The problem =>
Reproduce the following listing verbatim, keeping every line in its original order.

-- BEGIN Material provided --

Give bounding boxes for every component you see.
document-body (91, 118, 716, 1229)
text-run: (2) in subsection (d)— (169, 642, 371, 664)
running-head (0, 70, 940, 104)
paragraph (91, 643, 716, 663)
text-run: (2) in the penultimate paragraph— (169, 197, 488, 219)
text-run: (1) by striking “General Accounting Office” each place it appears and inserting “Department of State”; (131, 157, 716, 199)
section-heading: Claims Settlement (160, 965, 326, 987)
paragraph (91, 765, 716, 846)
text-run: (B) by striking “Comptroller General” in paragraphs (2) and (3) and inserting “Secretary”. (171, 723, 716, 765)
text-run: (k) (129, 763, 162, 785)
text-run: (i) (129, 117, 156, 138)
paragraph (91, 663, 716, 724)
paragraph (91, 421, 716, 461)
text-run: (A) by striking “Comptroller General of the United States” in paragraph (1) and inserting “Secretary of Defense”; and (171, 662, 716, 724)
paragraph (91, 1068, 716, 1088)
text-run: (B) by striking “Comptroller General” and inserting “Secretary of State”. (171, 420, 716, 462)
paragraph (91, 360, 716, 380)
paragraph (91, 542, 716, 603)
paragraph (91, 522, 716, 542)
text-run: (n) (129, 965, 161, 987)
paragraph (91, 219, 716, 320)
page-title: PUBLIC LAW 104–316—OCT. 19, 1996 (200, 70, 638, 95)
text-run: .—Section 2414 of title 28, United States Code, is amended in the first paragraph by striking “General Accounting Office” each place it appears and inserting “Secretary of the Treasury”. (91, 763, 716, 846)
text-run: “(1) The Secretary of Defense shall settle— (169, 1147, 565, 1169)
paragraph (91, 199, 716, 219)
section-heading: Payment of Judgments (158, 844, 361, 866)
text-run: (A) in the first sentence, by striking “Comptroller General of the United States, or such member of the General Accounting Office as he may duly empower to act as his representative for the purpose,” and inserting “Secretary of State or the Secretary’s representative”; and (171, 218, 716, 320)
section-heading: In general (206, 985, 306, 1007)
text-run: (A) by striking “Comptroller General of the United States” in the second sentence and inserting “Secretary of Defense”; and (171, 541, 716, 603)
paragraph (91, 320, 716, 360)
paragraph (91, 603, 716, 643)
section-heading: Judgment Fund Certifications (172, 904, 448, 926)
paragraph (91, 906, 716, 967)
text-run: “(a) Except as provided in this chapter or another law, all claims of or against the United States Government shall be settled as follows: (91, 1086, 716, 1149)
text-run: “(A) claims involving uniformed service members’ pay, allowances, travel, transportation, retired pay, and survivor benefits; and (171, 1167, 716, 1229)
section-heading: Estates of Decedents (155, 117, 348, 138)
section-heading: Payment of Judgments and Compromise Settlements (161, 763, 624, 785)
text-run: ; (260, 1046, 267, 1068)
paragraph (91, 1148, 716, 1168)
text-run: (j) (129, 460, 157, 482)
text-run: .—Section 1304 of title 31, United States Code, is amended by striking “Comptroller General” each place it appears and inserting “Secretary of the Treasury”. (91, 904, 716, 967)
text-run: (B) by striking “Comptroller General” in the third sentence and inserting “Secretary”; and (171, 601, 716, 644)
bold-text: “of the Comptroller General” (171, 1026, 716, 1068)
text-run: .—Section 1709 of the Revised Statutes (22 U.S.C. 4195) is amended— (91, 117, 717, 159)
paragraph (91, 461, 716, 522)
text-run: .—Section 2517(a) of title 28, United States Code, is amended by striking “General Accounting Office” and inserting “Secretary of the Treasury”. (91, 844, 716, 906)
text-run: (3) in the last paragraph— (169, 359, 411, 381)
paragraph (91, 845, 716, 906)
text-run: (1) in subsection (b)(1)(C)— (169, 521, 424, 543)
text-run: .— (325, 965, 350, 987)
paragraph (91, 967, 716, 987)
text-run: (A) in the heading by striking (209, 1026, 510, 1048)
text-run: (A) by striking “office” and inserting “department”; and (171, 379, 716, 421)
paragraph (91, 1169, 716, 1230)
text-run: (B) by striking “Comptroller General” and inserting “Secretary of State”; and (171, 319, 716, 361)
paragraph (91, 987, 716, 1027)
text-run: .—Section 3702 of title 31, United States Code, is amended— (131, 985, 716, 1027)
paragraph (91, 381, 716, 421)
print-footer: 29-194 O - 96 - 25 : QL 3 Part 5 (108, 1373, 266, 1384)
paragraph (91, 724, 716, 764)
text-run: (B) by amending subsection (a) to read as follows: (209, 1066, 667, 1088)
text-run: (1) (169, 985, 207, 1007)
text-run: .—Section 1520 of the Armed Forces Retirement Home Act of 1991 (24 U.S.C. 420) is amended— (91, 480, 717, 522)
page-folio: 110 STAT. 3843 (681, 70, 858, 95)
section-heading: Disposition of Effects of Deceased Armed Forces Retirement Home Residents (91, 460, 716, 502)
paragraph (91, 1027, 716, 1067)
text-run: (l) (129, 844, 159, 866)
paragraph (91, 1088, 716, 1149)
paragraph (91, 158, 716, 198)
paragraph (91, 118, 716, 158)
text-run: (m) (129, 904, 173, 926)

-- END Material provided --

Result =>
Give bounding boxes for every component you see.
document-body (91, 118, 716, 1229)
text-run: (2) in subsection (d)— (169, 642, 371, 664)
running-head (0, 70, 940, 104)
paragraph (91, 643, 716, 663)
text-run: (2) in the penultimate paragraph— (169, 197, 488, 219)
text-run: (1) by striking “General Accounting Office” each place it appears and inserting “Department of State”; (131, 157, 716, 199)
section-heading: Claims Settlement (160, 965, 326, 987)
paragraph (91, 765, 716, 846)
text-run: (B) by striking “Comptroller General” in paragraphs (2) and (3) and inserting “Secretary”. (171, 723, 716, 765)
text-run: (k) (129, 763, 162, 785)
text-run: (i) (129, 117, 156, 138)
paragraph (91, 663, 716, 724)
paragraph (91, 421, 716, 461)
text-run: (A) by striking “Comptroller General of the United States” in paragraph (1) and inserting “Secretary of Defense”; and (171, 662, 716, 724)
paragraph (91, 1068, 716, 1088)
text-run: (B) by striking “Comptroller General” and inserting “Secretary of State”. (171, 420, 716, 462)
paragraph (91, 360, 716, 380)
paragraph (91, 542, 716, 603)
paragraph (91, 522, 716, 542)
text-run: (n) (129, 965, 161, 987)
paragraph (91, 219, 716, 320)
page-title: PUBLIC LAW 104–316—OCT. 19, 1996 (200, 70, 638, 95)
text-run: .—Section 2414 of title 28, United States Code, is amended in the first paragraph by striking “General Accounting Office” each place it appears and inserting “Secretary of the Treasury”. (91, 763, 716, 846)
text-run: “(1) The Secretary of Defense shall settle— (169, 1147, 565, 1169)
paragraph (91, 199, 716, 219)
section-heading: Payment of Judgments (158, 844, 361, 866)
text-run: (A) in the first sentence, by striking “Comptroller General of the United States, or such member of the General Accounting Office as he may duly empower to act as his representative for the purpose,” and inserting “Secretary of State or the Secretary’s representative”; and (171, 218, 716, 320)
section-heading: In general (206, 985, 306, 1007)
text-run: (A) by striking “Comptroller General of the United States” in the second sentence and inserting “Secretary of Defense”; and (171, 541, 716, 603)
paragraph (91, 320, 716, 360)
paragraph (91, 603, 716, 643)
section-heading: Judgment Fund Certifications (172, 904, 448, 926)
paragraph (91, 906, 716, 967)
text-run: “(a) Except as provided in this chapter or another law, all claims of or against the United States Government shall be settled as follows: (91, 1086, 716, 1149)
text-run: “(A) claims involving uniformed service members’ pay, allowances, travel, transportation, retired pay, and survivor benefits; and (171, 1167, 716, 1229)
section-heading: Estates of Decedents (155, 117, 348, 138)
section-heading: Payment of Judgments and Compromise Settlements (161, 763, 624, 785)
text-run: ; (260, 1046, 267, 1068)
paragraph (91, 1148, 716, 1168)
text-run: (j) (129, 460, 157, 482)
text-run: .—Section 1304 of title 31, United States Code, is amended by striking “Comptroller General” each place it appears and inserting “Secretary of the Treasury”. (91, 904, 716, 967)
text-run: (B) by striking “Comptroller General” in the third sentence and inserting “Secretary”; and (171, 601, 716, 644)
bold-text: “of the Comptroller General” (171, 1026, 716, 1068)
text-run: .—Section 1709 of the Revised Statutes (22 U.S.C. 4195) is amended— (91, 117, 717, 159)
paragraph (91, 461, 716, 522)
text-run: .—Section 2517(a) of title 28, United States Code, is amended by striking “General Accounting Office” and inserting “Secretary of the Treasury”. (91, 844, 716, 906)
text-run: (3) in the last paragraph— (169, 359, 411, 381)
paragraph (91, 845, 716, 906)
text-run: (1) in subsection (b)(1)(C)— (169, 521, 424, 543)
text-run: .— (325, 965, 350, 987)
paragraph (91, 967, 716, 987)
text-run: (A) in the heading by striking (209, 1026, 510, 1048)
text-run: (A) by striking “office” and inserting “department”; and (171, 379, 716, 421)
paragraph (91, 1169, 716, 1230)
text-run: (B) by striking “Comptroller General” and inserting “Secretary of State”; and (171, 319, 716, 361)
paragraph (91, 987, 716, 1027)
text-run: .—Section 3702 of title 31, United States Code, is amended— (131, 985, 716, 1027)
paragraph (91, 381, 716, 421)
print-footer: 29-194 O - 96 - 25 : QL 3 Part 5 (108, 1373, 266, 1384)
paragraph (91, 724, 716, 764)
text-run: (B) by amending subsection (a) to read as follows: (209, 1066, 667, 1088)
text-run: (1) (169, 985, 207, 1007)
text-run: .—Section 1520 of the Armed Forces Retirement Home Act of 1991 (24 U.S.C. 420) is amended— (91, 480, 717, 522)
page-folio: 110 STAT. 3843 (681, 70, 858, 95)
section-heading: Disposition of Effects of Deceased Armed Forces Retirement Home Residents (91, 460, 716, 502)
paragraph (91, 1027, 716, 1067)
text-run: (l) (129, 844, 159, 866)
paragraph (91, 1088, 716, 1149)
paragraph (91, 158, 716, 198)
paragraph (91, 118, 716, 158)
text-run: (m) (129, 904, 173, 926)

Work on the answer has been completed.